## Begin LISTED RECORDS

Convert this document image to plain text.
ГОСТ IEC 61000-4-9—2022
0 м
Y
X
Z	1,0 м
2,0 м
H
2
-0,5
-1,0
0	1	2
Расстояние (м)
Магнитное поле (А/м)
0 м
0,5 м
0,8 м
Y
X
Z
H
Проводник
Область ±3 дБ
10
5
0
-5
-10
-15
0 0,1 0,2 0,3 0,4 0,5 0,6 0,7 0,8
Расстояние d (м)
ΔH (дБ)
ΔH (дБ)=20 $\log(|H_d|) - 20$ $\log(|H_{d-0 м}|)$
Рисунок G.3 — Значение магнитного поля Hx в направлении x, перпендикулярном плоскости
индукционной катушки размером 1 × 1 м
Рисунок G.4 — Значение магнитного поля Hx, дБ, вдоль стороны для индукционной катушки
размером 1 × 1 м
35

## End LISTED RECORDS

**TASK DESCRIPTION**: Transcribe the material above word for word.

**CORRECT ANSWER**:
Convert this document image to plain text.
ГОСТ IEC 61000-4-9—2022
0 м
Y
X
Z	1,0 м
2,0 м
H
2
-0,5
-1,0
0	1	2
Расстояние (м)
Магнитное поле (А/м)
0 м
0,5 м
0,8 м
Y
X
Z
H
Проводник
Область ±3 дБ
10
5
0
-5
-10
-15
0 0,1 0,2 0,3 0,4 0,5 0,6 0,7 0,8
Расстояние d (м)
ΔH (дБ)
ΔH (дБ)=20 $\log(|H_d|) - 20$ $\log(|H_{d-0 м}|)$
Рисунок G.3 — Значение магнитного поля Hx в направлении x, перпендикулярном плоскости
индукционной катушки размером 1 × 1 м
Рисунок G.4 — Значение магнитного поля Hx, дБ, вдоль стороны для индукционной катушки
размером 1 × 1 м
35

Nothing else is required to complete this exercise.